---------- Data to use
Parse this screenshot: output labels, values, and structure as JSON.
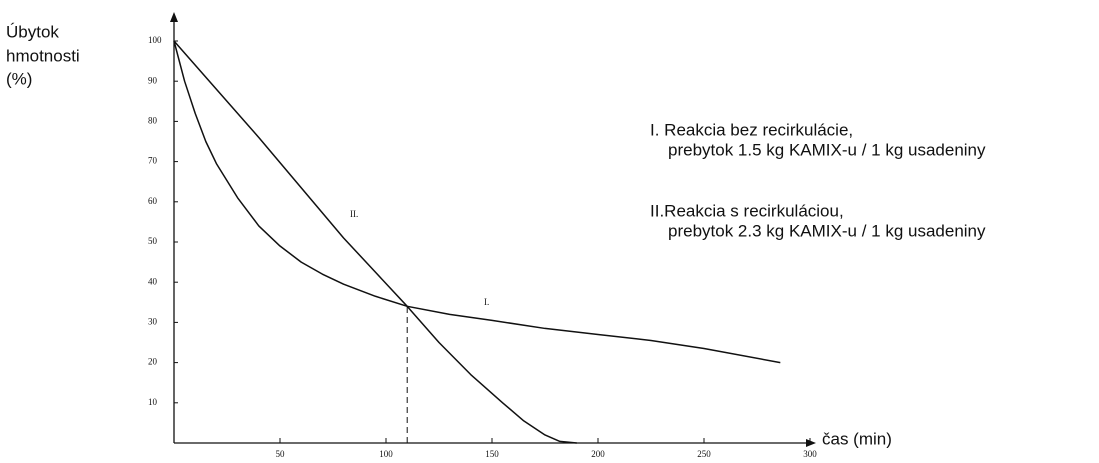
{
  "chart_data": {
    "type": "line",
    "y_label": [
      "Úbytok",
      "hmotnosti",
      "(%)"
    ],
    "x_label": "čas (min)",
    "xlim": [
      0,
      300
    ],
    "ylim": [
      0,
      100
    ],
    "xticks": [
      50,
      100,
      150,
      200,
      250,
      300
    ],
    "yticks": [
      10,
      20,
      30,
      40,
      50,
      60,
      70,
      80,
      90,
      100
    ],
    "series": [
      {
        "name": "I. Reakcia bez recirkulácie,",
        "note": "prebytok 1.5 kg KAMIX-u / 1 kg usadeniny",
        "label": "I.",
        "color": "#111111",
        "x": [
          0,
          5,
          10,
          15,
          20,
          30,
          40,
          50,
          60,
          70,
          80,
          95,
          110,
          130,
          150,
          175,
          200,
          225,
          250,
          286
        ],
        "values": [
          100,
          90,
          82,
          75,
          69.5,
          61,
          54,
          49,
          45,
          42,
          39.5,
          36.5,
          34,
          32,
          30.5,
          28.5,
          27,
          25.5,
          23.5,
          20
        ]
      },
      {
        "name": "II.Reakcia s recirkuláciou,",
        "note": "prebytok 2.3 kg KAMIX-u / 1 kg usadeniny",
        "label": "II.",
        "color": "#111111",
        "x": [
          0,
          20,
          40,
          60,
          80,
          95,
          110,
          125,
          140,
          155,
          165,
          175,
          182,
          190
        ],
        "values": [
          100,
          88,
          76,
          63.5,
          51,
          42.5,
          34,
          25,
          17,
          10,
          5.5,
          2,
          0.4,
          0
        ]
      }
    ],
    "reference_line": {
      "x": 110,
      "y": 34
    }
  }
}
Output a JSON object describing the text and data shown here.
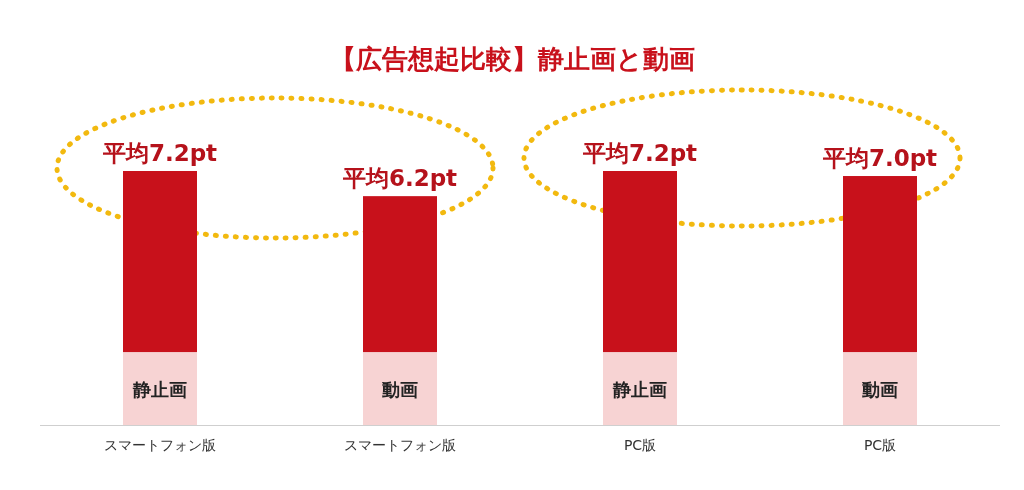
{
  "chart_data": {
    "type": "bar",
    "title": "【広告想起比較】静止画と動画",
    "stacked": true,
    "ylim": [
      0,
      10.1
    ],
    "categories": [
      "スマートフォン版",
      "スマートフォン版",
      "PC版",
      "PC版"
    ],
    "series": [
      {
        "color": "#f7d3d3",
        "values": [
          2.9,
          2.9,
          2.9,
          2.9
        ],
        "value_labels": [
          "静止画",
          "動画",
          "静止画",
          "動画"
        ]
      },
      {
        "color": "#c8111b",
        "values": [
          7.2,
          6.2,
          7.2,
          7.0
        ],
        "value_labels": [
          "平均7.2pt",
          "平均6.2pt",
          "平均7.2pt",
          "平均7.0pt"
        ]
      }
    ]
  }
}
--------------------
---------- Data to use
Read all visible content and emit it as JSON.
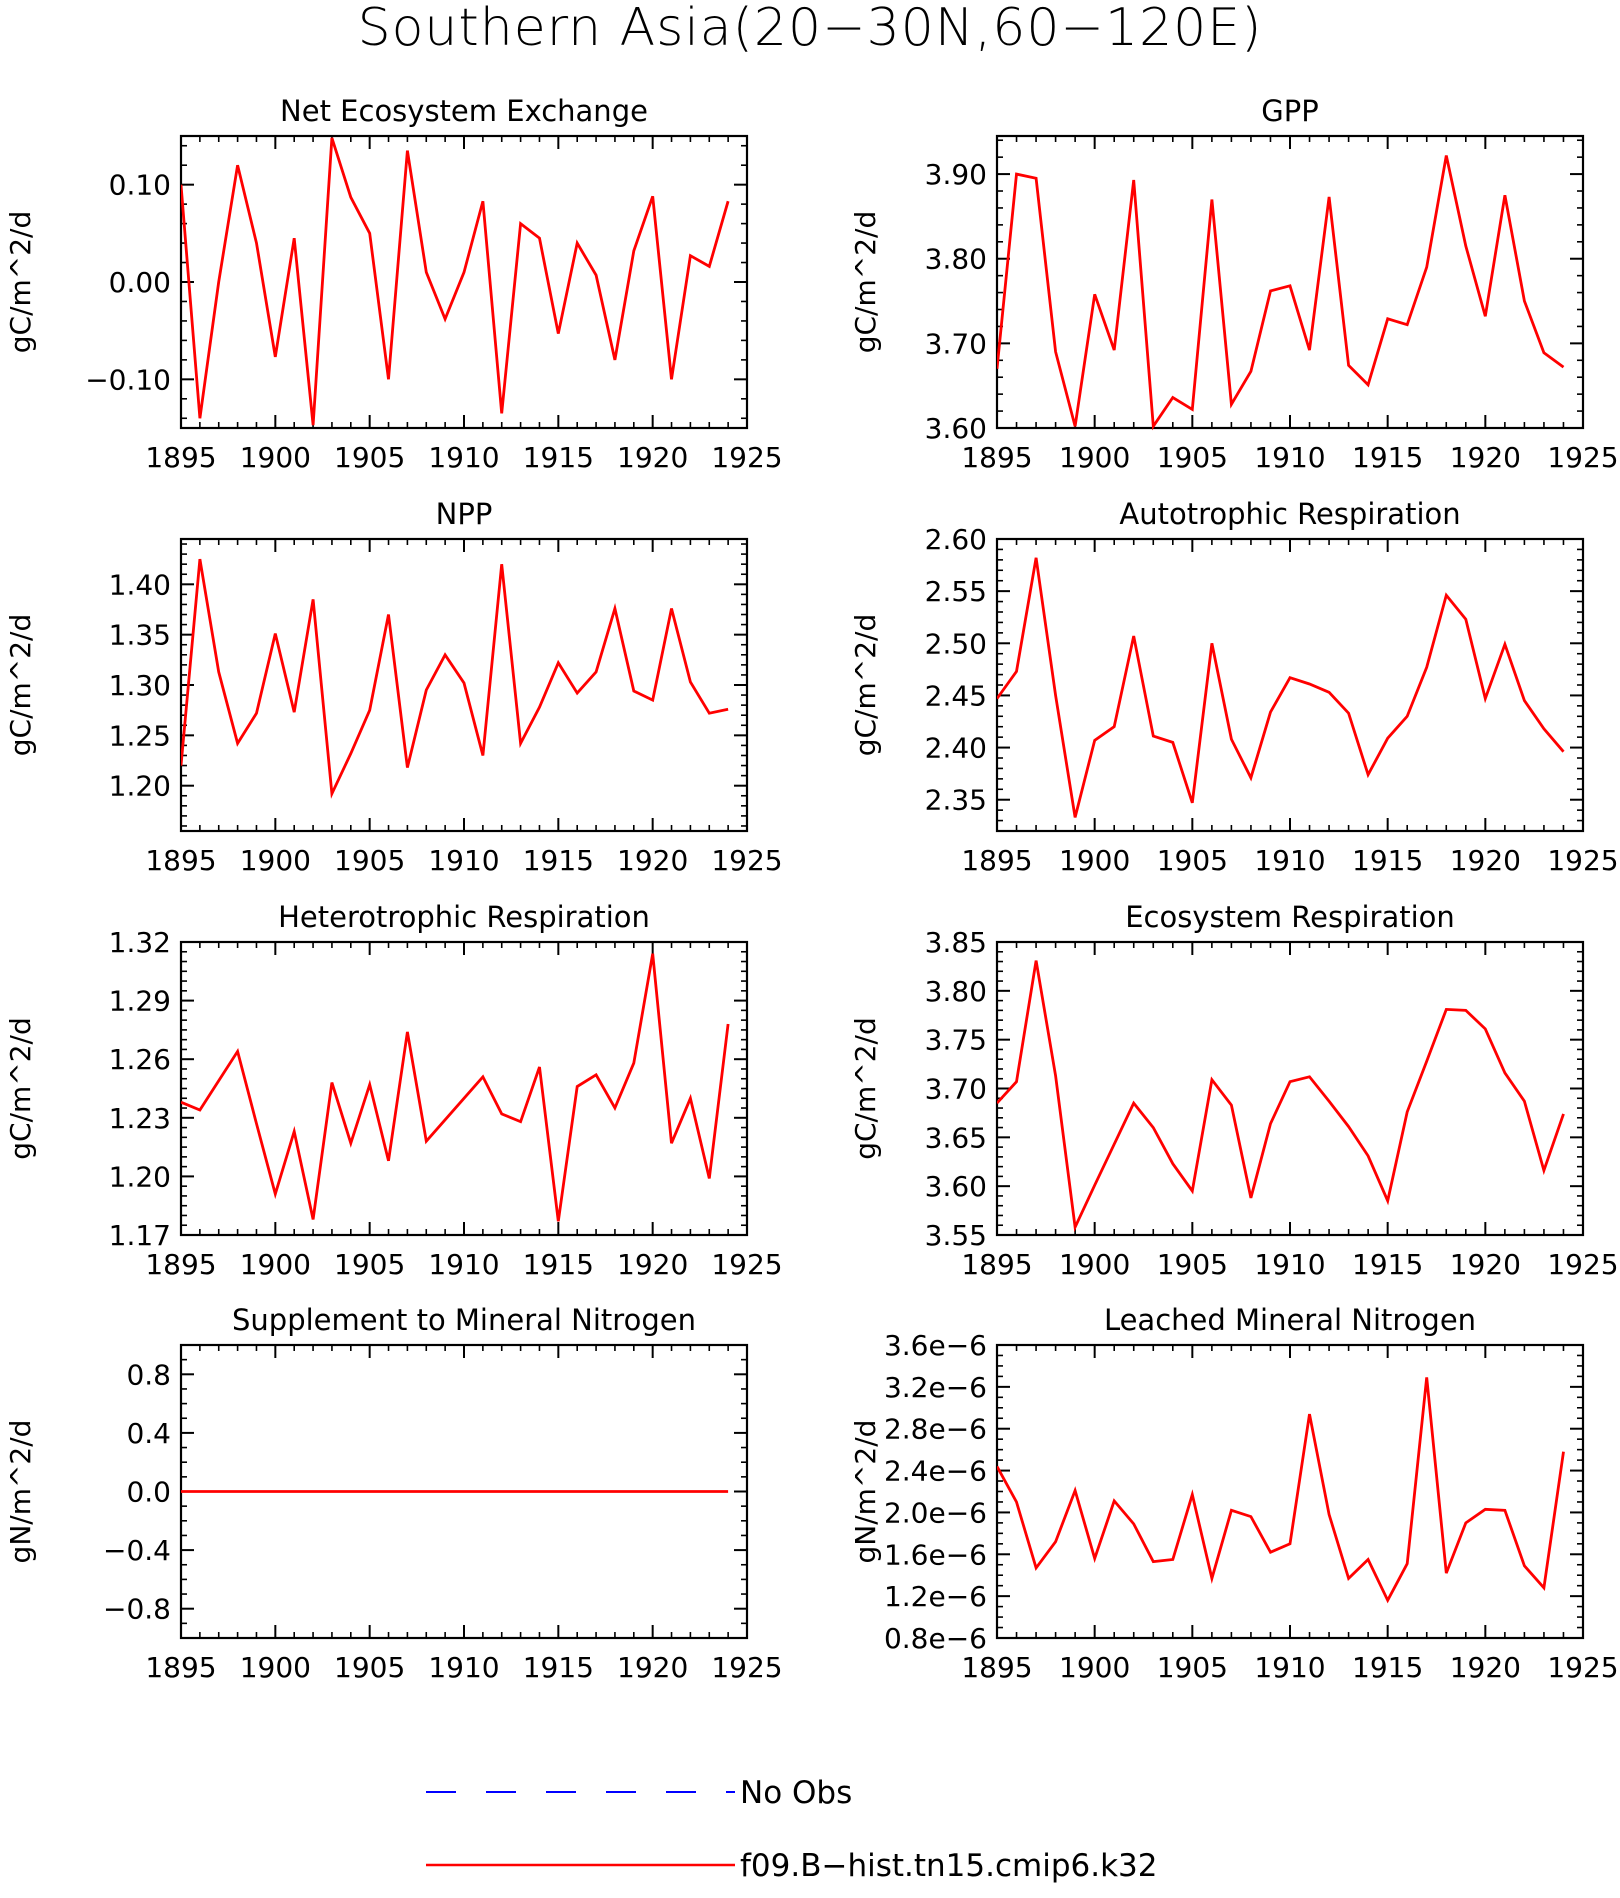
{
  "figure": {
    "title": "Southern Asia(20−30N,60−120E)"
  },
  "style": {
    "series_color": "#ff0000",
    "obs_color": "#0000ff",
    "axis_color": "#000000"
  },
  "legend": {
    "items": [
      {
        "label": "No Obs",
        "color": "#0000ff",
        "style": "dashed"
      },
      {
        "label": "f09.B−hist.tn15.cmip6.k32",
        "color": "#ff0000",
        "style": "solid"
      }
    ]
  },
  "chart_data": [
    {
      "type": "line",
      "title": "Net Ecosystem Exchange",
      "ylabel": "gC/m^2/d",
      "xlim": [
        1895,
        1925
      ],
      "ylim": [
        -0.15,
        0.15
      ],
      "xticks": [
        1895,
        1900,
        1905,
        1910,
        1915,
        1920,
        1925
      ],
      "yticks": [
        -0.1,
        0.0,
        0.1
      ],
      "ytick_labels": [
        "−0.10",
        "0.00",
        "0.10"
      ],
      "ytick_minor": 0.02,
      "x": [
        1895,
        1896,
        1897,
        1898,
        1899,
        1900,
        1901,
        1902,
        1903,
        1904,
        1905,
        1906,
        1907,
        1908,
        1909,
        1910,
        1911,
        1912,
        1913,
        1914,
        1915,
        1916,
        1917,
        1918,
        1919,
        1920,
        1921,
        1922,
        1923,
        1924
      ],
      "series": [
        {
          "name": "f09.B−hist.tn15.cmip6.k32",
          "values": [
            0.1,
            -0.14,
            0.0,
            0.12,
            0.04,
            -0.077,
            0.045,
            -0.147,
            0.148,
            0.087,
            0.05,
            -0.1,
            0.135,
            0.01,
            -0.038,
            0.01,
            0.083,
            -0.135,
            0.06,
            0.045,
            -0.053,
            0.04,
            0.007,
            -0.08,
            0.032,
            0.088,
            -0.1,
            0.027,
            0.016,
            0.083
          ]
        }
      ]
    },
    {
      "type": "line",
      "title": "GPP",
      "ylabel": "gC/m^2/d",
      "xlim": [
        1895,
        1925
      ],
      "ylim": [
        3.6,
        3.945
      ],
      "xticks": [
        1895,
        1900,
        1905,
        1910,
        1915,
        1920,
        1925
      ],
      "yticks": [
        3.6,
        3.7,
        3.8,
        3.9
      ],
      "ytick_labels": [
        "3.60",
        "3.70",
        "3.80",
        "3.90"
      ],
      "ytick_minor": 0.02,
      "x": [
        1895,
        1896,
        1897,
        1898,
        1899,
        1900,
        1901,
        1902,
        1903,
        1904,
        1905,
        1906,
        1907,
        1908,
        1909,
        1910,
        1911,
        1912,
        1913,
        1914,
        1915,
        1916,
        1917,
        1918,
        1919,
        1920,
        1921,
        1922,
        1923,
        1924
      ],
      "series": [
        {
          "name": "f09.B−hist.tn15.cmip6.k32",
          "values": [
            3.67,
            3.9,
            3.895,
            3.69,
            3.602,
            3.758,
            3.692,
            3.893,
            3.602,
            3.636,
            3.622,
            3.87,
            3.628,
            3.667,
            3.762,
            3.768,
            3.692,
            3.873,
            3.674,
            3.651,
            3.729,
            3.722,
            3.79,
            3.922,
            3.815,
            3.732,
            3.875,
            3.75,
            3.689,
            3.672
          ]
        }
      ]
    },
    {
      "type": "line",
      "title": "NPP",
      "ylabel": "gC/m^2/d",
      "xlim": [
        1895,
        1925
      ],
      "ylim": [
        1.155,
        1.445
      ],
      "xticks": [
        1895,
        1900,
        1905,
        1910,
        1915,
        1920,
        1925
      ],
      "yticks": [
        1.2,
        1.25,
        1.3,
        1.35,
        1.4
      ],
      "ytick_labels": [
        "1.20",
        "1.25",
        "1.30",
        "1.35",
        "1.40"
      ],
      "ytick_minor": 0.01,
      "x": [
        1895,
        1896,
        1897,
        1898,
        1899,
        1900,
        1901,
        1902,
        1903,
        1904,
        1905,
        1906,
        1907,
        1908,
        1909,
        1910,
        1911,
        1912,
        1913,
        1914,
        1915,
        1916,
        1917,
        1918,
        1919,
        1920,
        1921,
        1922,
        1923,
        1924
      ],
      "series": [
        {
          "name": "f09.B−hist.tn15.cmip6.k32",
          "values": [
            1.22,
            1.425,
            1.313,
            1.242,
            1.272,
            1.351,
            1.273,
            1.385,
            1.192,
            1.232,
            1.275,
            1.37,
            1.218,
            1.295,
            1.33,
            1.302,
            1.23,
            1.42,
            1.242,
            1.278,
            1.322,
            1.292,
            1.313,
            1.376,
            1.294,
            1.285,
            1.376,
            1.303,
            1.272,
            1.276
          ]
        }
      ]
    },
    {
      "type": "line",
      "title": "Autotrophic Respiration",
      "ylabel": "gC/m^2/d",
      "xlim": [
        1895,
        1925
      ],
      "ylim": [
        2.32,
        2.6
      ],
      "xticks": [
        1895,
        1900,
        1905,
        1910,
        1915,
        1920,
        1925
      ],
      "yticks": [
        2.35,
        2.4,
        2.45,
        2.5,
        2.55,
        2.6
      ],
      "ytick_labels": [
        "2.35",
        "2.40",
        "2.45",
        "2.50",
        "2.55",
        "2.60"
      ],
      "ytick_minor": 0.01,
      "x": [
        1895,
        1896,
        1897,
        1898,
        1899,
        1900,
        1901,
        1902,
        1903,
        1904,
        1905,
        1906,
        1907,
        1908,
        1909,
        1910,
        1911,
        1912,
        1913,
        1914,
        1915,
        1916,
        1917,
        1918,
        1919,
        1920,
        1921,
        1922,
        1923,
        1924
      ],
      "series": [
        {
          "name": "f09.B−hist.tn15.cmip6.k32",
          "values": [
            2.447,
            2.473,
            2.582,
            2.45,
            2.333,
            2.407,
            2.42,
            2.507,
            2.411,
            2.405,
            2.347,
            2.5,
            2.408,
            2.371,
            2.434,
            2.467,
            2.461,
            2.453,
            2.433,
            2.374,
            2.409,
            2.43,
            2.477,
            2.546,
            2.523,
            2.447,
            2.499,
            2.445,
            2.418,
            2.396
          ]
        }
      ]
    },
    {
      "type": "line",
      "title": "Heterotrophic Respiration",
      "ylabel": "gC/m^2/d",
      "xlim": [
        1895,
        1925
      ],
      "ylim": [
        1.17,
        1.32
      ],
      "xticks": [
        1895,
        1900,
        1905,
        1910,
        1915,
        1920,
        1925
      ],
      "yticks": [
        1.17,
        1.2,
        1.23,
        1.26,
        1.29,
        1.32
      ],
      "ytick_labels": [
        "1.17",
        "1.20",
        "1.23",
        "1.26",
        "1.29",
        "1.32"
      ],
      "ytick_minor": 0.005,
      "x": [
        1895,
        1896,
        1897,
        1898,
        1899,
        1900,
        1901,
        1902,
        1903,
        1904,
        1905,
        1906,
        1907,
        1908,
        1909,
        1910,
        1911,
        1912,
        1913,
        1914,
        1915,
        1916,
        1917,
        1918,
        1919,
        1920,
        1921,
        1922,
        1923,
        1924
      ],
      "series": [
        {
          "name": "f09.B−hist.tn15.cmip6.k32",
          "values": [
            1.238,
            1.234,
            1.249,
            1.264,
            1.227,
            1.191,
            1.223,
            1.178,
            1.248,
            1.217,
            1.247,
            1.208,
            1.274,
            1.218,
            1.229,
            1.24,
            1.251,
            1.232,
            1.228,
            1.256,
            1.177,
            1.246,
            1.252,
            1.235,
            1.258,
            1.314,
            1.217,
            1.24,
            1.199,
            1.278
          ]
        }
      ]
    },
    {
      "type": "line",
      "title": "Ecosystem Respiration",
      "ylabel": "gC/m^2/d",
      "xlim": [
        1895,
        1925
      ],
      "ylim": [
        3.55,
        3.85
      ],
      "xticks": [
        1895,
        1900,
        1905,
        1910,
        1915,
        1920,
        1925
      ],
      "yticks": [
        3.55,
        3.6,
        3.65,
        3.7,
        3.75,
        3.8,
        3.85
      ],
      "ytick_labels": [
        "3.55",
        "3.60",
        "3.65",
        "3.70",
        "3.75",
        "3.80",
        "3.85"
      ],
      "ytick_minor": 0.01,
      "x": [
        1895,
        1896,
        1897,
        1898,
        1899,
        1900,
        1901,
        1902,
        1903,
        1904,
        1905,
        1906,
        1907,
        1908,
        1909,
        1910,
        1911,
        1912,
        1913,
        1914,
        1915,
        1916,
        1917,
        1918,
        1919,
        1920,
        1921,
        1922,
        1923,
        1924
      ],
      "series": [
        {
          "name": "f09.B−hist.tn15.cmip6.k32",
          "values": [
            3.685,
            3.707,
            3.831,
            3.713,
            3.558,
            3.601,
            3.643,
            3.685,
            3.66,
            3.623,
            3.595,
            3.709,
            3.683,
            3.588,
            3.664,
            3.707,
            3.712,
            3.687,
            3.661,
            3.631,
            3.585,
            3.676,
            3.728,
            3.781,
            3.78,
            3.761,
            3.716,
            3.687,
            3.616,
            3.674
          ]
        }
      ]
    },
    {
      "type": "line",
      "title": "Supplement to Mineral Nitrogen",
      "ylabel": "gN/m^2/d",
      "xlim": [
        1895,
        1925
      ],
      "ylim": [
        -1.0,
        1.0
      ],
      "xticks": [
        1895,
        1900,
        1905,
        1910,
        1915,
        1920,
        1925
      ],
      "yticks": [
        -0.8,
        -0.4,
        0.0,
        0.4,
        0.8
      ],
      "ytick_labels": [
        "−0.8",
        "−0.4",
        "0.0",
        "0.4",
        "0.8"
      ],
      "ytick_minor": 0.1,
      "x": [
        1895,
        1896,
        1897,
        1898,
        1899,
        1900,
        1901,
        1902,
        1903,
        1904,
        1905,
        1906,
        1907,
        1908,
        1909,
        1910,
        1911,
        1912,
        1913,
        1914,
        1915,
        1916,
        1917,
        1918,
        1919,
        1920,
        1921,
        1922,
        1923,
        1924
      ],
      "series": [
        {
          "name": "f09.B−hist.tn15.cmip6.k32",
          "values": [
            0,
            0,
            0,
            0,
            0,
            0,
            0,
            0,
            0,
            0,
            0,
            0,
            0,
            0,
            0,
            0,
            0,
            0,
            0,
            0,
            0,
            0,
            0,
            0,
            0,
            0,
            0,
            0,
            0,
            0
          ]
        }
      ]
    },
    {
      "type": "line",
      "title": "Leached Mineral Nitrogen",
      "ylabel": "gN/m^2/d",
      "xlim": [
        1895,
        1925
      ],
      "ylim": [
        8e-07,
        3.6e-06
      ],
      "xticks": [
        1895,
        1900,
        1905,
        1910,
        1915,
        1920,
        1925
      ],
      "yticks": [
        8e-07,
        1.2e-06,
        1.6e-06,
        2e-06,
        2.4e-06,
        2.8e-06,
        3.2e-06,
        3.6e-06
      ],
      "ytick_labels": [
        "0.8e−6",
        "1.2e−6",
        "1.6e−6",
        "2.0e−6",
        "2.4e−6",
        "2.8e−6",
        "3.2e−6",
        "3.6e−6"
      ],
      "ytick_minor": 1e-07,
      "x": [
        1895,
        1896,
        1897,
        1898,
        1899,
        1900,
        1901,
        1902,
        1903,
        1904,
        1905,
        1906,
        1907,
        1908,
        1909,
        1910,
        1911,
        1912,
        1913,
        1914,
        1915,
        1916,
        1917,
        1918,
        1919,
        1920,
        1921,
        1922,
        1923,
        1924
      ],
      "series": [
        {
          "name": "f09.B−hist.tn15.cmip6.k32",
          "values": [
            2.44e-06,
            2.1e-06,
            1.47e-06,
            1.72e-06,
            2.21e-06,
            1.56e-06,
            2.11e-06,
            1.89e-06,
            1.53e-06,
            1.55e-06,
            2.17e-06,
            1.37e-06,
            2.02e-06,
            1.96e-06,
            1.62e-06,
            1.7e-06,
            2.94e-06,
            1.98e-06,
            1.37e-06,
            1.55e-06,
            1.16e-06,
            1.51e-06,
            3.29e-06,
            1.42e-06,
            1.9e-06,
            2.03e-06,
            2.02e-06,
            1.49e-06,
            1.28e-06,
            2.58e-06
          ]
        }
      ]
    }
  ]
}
--------------------
Copy every line above that includes the string "note".

        "note": "prebytok 1.5 kg KAMIX-u / 1 kg usadeniny",
        "note": "prebytok 2.3 kg KAMIX-u / 1 kg usadeniny",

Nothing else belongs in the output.